Search the records for "legend". Copy every line where it appears.

%%

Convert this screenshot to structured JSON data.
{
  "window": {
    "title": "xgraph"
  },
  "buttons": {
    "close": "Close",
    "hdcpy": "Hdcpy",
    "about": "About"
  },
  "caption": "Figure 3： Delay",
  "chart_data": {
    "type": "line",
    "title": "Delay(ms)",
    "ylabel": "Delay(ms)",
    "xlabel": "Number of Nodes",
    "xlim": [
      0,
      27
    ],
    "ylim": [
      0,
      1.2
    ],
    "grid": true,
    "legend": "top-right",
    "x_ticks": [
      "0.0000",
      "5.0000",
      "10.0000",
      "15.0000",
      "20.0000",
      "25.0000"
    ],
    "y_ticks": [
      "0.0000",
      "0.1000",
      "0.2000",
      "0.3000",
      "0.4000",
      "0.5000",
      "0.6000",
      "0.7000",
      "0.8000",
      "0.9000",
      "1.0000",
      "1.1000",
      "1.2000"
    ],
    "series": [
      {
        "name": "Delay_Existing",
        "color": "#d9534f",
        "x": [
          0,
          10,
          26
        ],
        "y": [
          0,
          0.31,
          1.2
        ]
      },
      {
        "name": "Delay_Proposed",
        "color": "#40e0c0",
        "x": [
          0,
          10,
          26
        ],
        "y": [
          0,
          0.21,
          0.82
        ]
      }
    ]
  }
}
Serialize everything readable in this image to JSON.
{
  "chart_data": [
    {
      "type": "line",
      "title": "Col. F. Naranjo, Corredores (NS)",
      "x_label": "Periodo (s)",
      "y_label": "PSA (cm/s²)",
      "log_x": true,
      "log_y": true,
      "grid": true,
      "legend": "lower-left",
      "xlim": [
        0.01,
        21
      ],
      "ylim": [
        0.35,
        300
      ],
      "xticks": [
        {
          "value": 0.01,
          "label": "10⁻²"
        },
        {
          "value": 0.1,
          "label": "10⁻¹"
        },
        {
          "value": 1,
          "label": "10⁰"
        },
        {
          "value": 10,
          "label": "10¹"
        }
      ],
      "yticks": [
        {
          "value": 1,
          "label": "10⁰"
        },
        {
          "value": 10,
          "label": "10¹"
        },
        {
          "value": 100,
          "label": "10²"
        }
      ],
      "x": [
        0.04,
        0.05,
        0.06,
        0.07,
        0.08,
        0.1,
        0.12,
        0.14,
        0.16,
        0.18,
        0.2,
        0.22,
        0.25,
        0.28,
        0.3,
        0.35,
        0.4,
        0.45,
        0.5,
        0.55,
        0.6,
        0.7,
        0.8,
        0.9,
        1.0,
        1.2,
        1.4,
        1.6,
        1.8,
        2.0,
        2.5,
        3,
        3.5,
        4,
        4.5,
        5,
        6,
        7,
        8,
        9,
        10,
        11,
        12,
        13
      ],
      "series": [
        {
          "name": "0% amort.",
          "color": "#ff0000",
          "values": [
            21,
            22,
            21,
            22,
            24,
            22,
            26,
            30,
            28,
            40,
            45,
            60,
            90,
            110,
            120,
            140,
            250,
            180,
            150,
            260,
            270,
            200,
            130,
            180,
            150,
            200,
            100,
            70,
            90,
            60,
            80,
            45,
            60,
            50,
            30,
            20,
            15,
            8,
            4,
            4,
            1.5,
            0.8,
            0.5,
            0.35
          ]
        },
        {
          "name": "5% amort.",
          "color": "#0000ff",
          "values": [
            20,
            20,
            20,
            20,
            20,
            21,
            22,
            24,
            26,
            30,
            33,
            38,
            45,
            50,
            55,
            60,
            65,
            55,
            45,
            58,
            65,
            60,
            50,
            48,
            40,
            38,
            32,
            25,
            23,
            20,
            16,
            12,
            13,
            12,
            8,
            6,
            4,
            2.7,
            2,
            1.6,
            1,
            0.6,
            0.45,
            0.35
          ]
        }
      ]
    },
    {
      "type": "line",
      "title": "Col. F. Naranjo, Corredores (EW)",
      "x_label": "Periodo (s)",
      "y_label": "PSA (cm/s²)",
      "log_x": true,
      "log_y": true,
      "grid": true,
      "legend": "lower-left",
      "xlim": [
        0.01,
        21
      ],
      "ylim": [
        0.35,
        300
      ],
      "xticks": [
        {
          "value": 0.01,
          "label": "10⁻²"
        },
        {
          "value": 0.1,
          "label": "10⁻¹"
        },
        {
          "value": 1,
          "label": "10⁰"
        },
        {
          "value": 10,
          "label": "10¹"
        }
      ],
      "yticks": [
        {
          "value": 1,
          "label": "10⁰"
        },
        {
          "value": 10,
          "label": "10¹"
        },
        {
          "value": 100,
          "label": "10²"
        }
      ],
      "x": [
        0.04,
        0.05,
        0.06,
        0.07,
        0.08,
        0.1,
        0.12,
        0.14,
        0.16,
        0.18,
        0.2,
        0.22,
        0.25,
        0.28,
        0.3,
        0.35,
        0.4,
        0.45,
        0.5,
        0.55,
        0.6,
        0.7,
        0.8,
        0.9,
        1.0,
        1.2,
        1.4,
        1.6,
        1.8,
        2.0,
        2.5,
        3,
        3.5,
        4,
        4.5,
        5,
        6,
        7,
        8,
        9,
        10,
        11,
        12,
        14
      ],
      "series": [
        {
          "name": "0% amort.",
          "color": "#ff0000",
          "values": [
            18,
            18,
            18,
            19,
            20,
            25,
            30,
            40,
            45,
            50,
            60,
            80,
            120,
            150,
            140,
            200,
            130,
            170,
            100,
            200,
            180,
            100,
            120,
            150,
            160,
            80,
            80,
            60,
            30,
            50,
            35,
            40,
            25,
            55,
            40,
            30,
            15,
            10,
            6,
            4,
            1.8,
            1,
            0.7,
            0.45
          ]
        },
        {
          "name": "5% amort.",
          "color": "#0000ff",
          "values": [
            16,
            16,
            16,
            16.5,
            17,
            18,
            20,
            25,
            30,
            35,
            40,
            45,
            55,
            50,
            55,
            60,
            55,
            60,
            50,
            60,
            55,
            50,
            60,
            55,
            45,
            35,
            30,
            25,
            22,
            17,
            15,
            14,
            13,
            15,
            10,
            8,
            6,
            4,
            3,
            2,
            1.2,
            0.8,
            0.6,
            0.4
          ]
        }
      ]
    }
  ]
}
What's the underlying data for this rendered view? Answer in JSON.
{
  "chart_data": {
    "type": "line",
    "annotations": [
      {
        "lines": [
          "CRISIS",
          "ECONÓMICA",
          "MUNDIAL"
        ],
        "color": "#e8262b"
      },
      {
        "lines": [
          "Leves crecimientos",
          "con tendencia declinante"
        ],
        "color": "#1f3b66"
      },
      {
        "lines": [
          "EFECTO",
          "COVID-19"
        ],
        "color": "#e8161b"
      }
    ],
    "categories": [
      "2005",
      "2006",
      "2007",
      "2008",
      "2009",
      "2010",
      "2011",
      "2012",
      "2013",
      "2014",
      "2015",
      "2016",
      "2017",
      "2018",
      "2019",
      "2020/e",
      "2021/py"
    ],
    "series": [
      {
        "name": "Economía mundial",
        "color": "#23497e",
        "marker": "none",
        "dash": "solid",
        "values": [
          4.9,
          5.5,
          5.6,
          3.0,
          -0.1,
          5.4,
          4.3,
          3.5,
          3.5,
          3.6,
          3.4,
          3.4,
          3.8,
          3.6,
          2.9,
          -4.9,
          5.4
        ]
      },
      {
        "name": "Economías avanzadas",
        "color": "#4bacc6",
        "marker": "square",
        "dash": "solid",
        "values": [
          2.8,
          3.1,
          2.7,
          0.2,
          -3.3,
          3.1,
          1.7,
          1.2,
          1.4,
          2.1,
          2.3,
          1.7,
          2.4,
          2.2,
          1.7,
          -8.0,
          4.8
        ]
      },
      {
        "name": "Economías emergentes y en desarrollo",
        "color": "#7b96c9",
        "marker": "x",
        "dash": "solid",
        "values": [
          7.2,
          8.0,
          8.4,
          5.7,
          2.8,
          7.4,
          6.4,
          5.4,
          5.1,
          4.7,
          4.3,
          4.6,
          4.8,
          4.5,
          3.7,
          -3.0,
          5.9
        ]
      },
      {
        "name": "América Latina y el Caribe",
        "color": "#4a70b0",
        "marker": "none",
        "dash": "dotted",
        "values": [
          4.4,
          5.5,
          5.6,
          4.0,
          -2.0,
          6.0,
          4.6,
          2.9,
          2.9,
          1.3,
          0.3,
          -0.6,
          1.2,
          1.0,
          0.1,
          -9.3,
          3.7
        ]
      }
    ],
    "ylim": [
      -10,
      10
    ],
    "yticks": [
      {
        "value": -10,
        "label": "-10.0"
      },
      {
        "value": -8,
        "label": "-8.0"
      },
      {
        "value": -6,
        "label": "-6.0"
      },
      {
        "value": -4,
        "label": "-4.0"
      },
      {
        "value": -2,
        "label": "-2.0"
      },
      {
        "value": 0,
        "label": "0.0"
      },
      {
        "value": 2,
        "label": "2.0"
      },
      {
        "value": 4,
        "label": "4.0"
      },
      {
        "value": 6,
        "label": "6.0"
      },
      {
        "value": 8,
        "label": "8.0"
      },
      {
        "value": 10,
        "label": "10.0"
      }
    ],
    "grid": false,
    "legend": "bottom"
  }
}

%%

Result
    "legend": "top-right",
      "legend": "lower-left",
      "legend": "lower-left",
    "legend": "bottom"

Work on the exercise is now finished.